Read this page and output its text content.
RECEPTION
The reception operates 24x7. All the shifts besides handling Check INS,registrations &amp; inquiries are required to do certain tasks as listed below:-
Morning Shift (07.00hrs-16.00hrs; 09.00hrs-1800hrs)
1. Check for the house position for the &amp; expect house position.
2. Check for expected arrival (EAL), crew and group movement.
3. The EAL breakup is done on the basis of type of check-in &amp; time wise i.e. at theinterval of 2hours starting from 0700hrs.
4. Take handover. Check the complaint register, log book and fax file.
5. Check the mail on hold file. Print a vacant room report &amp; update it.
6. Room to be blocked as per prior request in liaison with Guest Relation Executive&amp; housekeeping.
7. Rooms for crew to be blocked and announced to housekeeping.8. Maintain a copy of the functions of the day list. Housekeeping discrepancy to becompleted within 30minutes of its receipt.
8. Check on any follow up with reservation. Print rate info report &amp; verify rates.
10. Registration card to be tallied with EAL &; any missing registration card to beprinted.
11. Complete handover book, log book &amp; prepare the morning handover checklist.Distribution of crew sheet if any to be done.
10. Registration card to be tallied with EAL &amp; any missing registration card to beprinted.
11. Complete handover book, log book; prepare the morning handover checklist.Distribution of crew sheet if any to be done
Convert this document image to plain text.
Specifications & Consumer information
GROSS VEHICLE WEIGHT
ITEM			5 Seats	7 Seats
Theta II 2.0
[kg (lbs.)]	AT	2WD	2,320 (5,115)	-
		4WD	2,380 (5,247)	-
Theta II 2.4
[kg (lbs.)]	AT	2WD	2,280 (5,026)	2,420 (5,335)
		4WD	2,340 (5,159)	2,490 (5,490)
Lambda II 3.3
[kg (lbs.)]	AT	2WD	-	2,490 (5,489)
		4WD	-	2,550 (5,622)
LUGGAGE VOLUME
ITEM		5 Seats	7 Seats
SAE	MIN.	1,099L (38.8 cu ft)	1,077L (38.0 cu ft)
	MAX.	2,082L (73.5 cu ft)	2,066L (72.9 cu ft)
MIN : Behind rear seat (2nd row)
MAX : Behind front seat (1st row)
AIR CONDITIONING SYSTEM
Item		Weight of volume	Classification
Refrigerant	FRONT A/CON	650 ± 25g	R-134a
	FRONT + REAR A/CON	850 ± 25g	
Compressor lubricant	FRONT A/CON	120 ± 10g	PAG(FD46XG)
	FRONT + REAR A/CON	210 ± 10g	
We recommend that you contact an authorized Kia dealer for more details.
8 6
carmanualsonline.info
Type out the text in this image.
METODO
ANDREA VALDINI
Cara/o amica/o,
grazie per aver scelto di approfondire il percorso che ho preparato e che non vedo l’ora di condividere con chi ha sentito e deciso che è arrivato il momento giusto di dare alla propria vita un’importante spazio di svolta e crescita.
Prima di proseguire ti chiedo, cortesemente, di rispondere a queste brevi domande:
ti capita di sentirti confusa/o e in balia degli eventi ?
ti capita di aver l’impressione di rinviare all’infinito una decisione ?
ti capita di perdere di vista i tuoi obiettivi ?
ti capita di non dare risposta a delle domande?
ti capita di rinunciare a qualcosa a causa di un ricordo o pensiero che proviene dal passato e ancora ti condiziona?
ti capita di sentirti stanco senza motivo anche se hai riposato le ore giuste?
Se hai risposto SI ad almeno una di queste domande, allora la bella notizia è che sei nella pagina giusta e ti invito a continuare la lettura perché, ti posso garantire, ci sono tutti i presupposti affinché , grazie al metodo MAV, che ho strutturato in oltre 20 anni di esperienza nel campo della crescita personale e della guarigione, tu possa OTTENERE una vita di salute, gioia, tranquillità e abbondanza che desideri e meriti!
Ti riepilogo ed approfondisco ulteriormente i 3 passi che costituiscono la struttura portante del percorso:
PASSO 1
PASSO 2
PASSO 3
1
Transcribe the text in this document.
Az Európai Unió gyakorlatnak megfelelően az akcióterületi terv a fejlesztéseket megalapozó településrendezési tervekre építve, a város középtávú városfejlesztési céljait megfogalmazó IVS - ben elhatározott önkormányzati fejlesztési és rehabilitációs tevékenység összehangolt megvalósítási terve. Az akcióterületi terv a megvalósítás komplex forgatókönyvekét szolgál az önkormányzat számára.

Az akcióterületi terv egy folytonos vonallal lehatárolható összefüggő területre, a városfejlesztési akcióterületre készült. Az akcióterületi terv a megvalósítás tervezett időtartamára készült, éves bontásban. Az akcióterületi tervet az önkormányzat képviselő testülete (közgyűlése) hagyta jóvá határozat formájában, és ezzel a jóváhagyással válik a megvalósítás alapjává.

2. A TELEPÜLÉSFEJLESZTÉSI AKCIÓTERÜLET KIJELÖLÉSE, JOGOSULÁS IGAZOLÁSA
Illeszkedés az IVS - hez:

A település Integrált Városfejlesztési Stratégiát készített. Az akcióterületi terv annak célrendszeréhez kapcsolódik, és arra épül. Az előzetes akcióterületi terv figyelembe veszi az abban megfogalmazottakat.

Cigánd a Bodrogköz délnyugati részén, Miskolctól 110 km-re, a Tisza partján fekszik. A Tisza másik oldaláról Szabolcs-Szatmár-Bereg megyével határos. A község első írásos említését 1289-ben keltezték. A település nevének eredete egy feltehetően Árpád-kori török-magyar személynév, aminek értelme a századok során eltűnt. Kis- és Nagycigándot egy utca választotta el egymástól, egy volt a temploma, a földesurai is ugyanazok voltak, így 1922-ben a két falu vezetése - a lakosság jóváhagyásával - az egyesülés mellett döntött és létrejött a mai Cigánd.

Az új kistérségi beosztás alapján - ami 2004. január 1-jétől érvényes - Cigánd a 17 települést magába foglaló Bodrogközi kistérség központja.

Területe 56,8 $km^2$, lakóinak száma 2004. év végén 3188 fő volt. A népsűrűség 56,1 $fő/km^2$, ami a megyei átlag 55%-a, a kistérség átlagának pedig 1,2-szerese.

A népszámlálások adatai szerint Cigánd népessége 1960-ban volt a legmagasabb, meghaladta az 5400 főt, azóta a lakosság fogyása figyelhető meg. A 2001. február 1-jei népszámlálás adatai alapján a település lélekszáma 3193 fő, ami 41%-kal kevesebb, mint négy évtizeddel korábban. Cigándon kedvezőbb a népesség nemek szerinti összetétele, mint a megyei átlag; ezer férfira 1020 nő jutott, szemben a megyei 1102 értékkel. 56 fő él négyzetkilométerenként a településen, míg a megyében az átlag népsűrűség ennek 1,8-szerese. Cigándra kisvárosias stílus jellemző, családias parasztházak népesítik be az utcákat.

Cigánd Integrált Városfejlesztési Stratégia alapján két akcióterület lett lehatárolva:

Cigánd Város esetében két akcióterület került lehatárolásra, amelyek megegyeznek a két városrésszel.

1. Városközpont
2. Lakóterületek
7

--- --- ---

• Task details
Transcribe each entry precisely, missing none.

• Solution for this problem
Read this page and output its text content.
RECEPTION
The reception operates 24x7. All the shifts besides handling Check INS,registrations &amp; inquiries are required to do certain tasks as listed below:-
Morning Shift (07.00hrs-16.00hrs; 09.00hrs-1800hrs)
1. Check for the house position for the &amp; expect house position.
2. Check for expected arrival (EAL), crew and group movement.
3. The EAL breakup is done on the basis of type of check-in &amp; time wise i.e. at theinterval of 2hours starting from 0700hrs.
4. Take handover. Check the complaint register, log book and fax file.
5. Check the mail on hold file. Print a vacant room report &amp; update it.
6. Room to be blocked as per prior request in liaison with Guest Relation Executive&amp; housekeeping.
7. Rooms for crew to be blocked and announced to housekeeping.8. Maintain a copy of the functions of the day list. Housekeeping discrepancy to becompleted within 30minutes of its receipt.
8. Check on any follow up with reservation. Print rate info report &amp; verify rates.
10. Registration card to be tallied with EAL &; any missing registration card to beprinted.
11. Complete handover book, log book &amp; prepare the morning handover checklist.Distribution of crew sheet if any to be done.
10. Registration card to be tallied with EAL &amp; any missing registration card to beprinted.
11. Complete handover book, log book; prepare the morning handover checklist.Distribution of crew sheet if any to be done
Convert this document image to plain text.
Specifications & Consumer information
GROSS VEHICLE WEIGHT
ITEM			5 Seats	7 Seats
Theta II 2.0
[kg (lbs.)]	AT	2WD	2,320 (5,115)	-
		4WD	2,380 (5,247)	-
Theta II 2.4
[kg (lbs.)]	AT	2WD	2,280 (5,026)	2,420 (5,335)
		4WD	2,340 (5,159)	2,490 (5,490)
Lambda II 3.3
[kg (lbs.)]	AT	2WD	-	2,490 (5,489)
		4WD	-	2,550 (5,622)
LUGGAGE VOLUME
ITEM		5 Seats	7 Seats
SAE	MIN.	1,099L (38.8 cu ft)	1,077L (38.0 cu ft)
	MAX.	2,082L (73.5 cu ft)	2,066L (72.9 cu ft)
MIN : Behind rear seat (2nd row)
MAX : Behind front seat (1st row)
AIR CONDITIONING SYSTEM
Item		Weight of volume	Classification
Refrigerant	FRONT A/CON	650 ± 25g	R-134a
	FRONT + REAR A/CON	850 ± 25g	
Compressor lubricant	FRONT A/CON	120 ± 10g	PAG(FD46XG)
	FRONT + REAR A/CON	210 ± 10g	
We recommend that you contact an authorized Kia dealer for more details.
8 6
carmanualsonline.info
Type out the text in this image.
METODO
ANDREA VALDINI
Cara/o amica/o,
grazie per aver scelto di approfondire il percorso che ho preparato e che non vedo l’ora di condividere con chi ha sentito e deciso che è arrivato il momento giusto di dare alla propria vita un’importante spazio di svolta e crescita.
Prima di proseguire ti chiedo, cortesemente, di rispondere a queste brevi domande:
ti capita di sentirti confusa/o e in balia degli eventi ?
ti capita di aver l’impressione di rinviare all’infinito una decisione ?
ti capita di perdere di vista i tuoi obiettivi ?
ti capita di non dare risposta a delle domande?
ti capita di rinunciare a qualcosa a causa di un ricordo o pensiero che proviene dal passato e ancora ti condiziona?
ti capita di sentirti stanco senza motivo anche se hai riposato le ore giuste?
Se hai risposto SI ad almeno una di queste domande, allora la bella notizia è che sei nella pagina giusta e ti invito a continuare la lettura perché, ti posso garantire, ci sono tutti i presupposti affinché , grazie al metodo MAV, che ho strutturato in oltre 20 anni di esperienza nel campo della crescita personale e della guarigione, tu possa OTTENERE una vita di salute, gioia, tranquillità e abbondanza che desideri e meriti!
Ti riepilogo ed approfondisco ulteriormente i 3 passi che costituiscono la struttura portante del percorso:
PASSO 1
PASSO 2
PASSO 3
1
Transcribe the text in this document.
Az Európai Unió gyakorlatnak megfelelően az akcióterületi terv a fejlesztéseket megalapozó településrendezési tervekre építve, a város középtávú városfejlesztési céljait megfogalmazó IVS - ben elhatározott önkormányzati fejlesztési és rehabilitációs tevékenység összehangolt megvalósítási terve. Az akcióterületi terv a megvalósítás komplex forgatókönyvekét szolgál az önkormányzat számára.

Az akcióterületi terv egy folytonos vonallal lehatárolható összefüggő területre, a városfejlesztési akcióterületre készült. Az akcióterületi terv a megvalósítás tervezett időtartamára készült, éves bontásban. Az akcióterületi tervet az önkormányzat képviselő testülete (közgyűlése) hagyta jóvá határozat formájában, és ezzel a jóváhagyással válik a megvalósítás alapjává.

2. A TELEPÜLÉSFEJLESZTÉSI AKCIÓTERÜLET KIJELÖLÉSE, JOGOSULÁS IGAZOLÁSA
Illeszkedés az IVS - hez:

A település Integrált Városfejlesztési Stratégiát készített. Az akcióterületi terv annak célrendszeréhez kapcsolódik, és arra épül. Az előzetes akcióterületi terv figyelembe veszi az abban megfogalmazottakat.

Cigánd a Bodrogköz délnyugati részén, Miskolctól 110 km-re, a Tisza partján fekszik. A Tisza másik oldaláról Szabolcs-Szatmár-Bereg megyével határos. A község első írásos említését 1289-ben keltezték. A település nevének eredete egy feltehetően Árpád-kori török-magyar személynév, aminek értelme a századok során eltűnt. Kis- és Nagycigándot egy utca választotta el egymástól, egy volt a temploma, a földesurai is ugyanazok voltak, így 1922-ben a két falu vezetése - a lakosság jóváhagyásával - az egyesülés mellett döntött és létrejött a mai Cigánd.

Az új kistérségi beosztás alapján - ami 2004. január 1-jétől érvényes - Cigánd a 17 települést magába foglaló Bodrogközi kistérség központja.

Területe 56,8 $km^2$, lakóinak száma 2004. év végén 3188 fő volt. A népsűrűség 56,1 $fő/km^2$, ami a megyei átlag 55%-a, a kistérség átlagának pedig 1,2-szerese.

A népszámlálások adatai szerint Cigánd népessége 1960-ban volt a legmagasabb, meghaladta az 5400 főt, azóta a lakosság fogyása figyelhető meg. A 2001. február 1-jei népszámlálás adatai alapján a település lélekszáma 3193 fő, ami 41%-kal kevesebb, mint négy évtizeddel korábban. Cigándon kedvezőbb a népesség nemek szerinti összetétele, mint a megyei átlag; ezer férfira 1020 nő jutott, szemben a megyei 1102 értékkel. 56 fő él négyzetkilométerenként a településen, míg a megyében az átlag népsűrűség ennek 1,8-szerese. Cigándra kisvárosias stílus jellemző, családias parasztházak népesítik be az utcákat.

Cigánd Integrált Városfejlesztési Stratégia alapján két akcióterület lett lehatárolva:

Cigánd Város esetében két akcióterület került lehatárolásra, amelyek megegyeznek a két városrésszel.

1. Városközpont
2. Lakóterületek
7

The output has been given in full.